▽

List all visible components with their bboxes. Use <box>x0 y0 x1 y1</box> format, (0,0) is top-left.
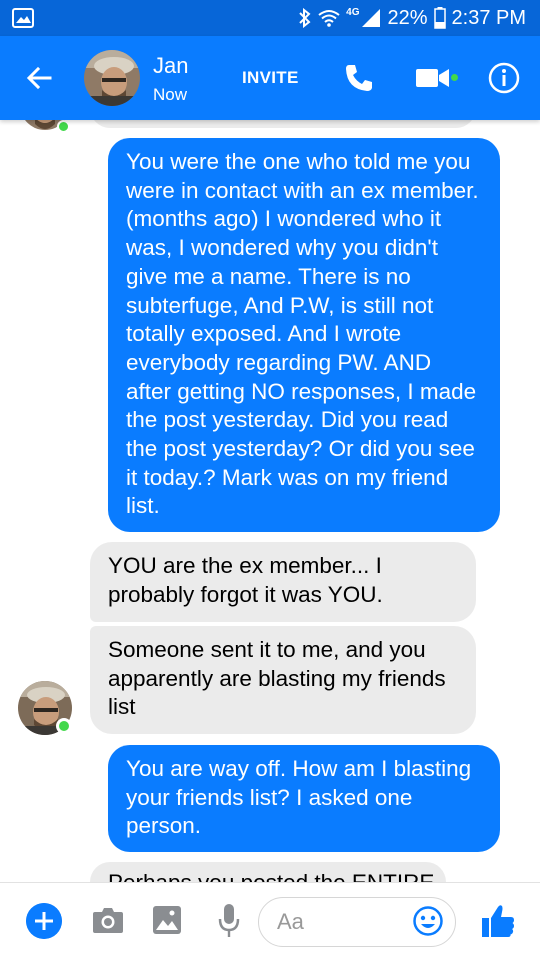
invite-button[interactable]: INVITE <box>242 68 299 88</box>
plus-icon[interactable] <box>26 903 62 939</box>
battery-level: 22% <box>387 6 428 29</box>
contact-avatar[interactable] <box>84 50 140 106</box>
back-arrow-icon[interactable] <box>22 60 58 96</box>
clock: 2:37 PM <box>451 6 526 29</box>
message-bubble-received[interactable]: Someone sent it to me, and you apparentl… <box>90 626 476 734</box>
message-composer: Aa <box>0 882 540 960</box>
message-list[interactable]: You were the one who told me you were in… <box>0 120 540 882</box>
thumbs-up-icon[interactable] <box>480 903 516 939</box>
online-indicator <box>56 718 72 734</box>
info-icon[interactable] <box>488 62 520 94</box>
message-bubble-received[interactable]: YOU are the ex member... I probably forg… <box>90 542 476 622</box>
message-bubble-received[interactable] <box>90 120 476 128</box>
video-camera-icon[interactable] <box>415 66 451 90</box>
contact-name: Jan <box>153 53 189 78</box>
emoji-icon[interactable] <box>412 905 444 937</box>
signal-icon <box>362 9 381 27</box>
contact-active-status: Now <box>153 85 188 104</box>
camera-icon[interactable] <box>92 906 124 934</box>
phone-icon[interactable] <box>343 62 375 94</box>
battery-icon <box>433 7 446 29</box>
video-online-dot <box>451 74 458 81</box>
message-text: Perhaps you posted the ENTIRE <box>108 870 434 882</box>
network-type: 4G <box>346 7 360 18</box>
gallery-notification-icon <box>12 8 34 28</box>
online-indicator <box>57 120 70 133</box>
message-bubble-received[interactable]: Perhaps you posted the ENTIRE <box>90 862 446 882</box>
message-bubble-sent[interactable]: You were the one who told me you were in… <box>108 138 500 532</box>
microphone-icon[interactable] <box>218 903 240 939</box>
gallery-icon[interactable] <box>152 905 182 935</box>
chat-header: Jan Now INVITE <box>0 36 540 120</box>
contact-photo <box>84 50 140 106</box>
status-bar: 4G 22% 2:37 PM <box>0 0 540 36</box>
status-indicators: 4G 22% 2:37 PM <box>298 0 526 36</box>
message-bubble-sent[interactable]: You are way off. How am I blasting your … <box>108 745 500 852</box>
bluetooth-icon <box>299 8 311 28</box>
wifi-icon <box>318 10 340 27</box>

△

[WHAT THIS TASK INVOLVES]: Extract every row above word for word, leaving out the picture.

[EXERCISE ANSWER]:
List all visible components with their bboxes. Use <box>x0 y0 x1 y1</box> format, (0,0) is top-left.
invite-button[interactable]: INVITE <box>242 68 299 88</box>
plus-icon[interactable] <box>26 903 62 939</box>
battery-level: 22% <box>387 6 428 29</box>
contact-avatar[interactable] <box>84 50 140 106</box>
back-arrow-icon[interactable] <box>22 60 58 96</box>
clock: 2:37 PM <box>451 6 526 29</box>
message-bubble-received[interactable]: Someone sent it to me, and you apparentl… <box>90 626 476 734</box>
message-composer: Aa <box>0 882 540 960</box>
message-list[interactable]: You were the one who told me you were in… <box>0 120 540 882</box>
thumbs-up-icon[interactable] <box>480 903 516 939</box>
online-indicator <box>56 718 72 734</box>
info-icon[interactable] <box>488 62 520 94</box>
message-bubble-received[interactable]: YOU are the ex member... I probably forg… <box>90 542 476 622</box>
message-bubble-received[interactable] <box>90 120 476 128</box>
video-camera-icon[interactable] <box>415 66 451 90</box>
contact-name: Jan <box>153 53 189 78</box>
emoji-icon[interactable] <box>412 905 444 937</box>
signal-icon <box>362 9 381 27</box>
contact-active-status: Now <box>153 85 188 104</box>
camera-icon[interactable] <box>92 906 124 934</box>
phone-icon[interactable] <box>343 62 375 94</box>
battery-icon <box>433 7 446 29</box>
video-online-dot <box>451 74 458 81</box>
message-text: Perhaps you posted the ENTIRE <box>108 870 434 882</box>
network-type: 4G <box>346 7 360 18</box>
gallery-notification-icon <box>12 8 34 28</box>
online-indicator <box>57 120 70 133</box>
message-bubble-received[interactable]: Perhaps you posted the ENTIRE <box>90 862 446 882</box>
message-bubble-sent[interactable]: You were the one who told me you were in… <box>108 138 500 532</box>
microphone-icon[interactable] <box>218 903 240 939</box>
gallery-icon[interactable] <box>152 905 182 935</box>
chat-header: Jan Now INVITE <box>0 36 540 120</box>
contact-photo <box>84 50 140 106</box>
status-bar: 4G 22% 2:37 PM <box>0 0 540 36</box>
status-indicators: 4G 22% 2:37 PM <box>298 0 526 36</box>
message-bubble-sent[interactable]: You are way off. How am I blasting your … <box>108 745 500 852</box>
bluetooth-icon <box>299 8 311 28</box>
wifi-icon <box>318 10 340 27</box>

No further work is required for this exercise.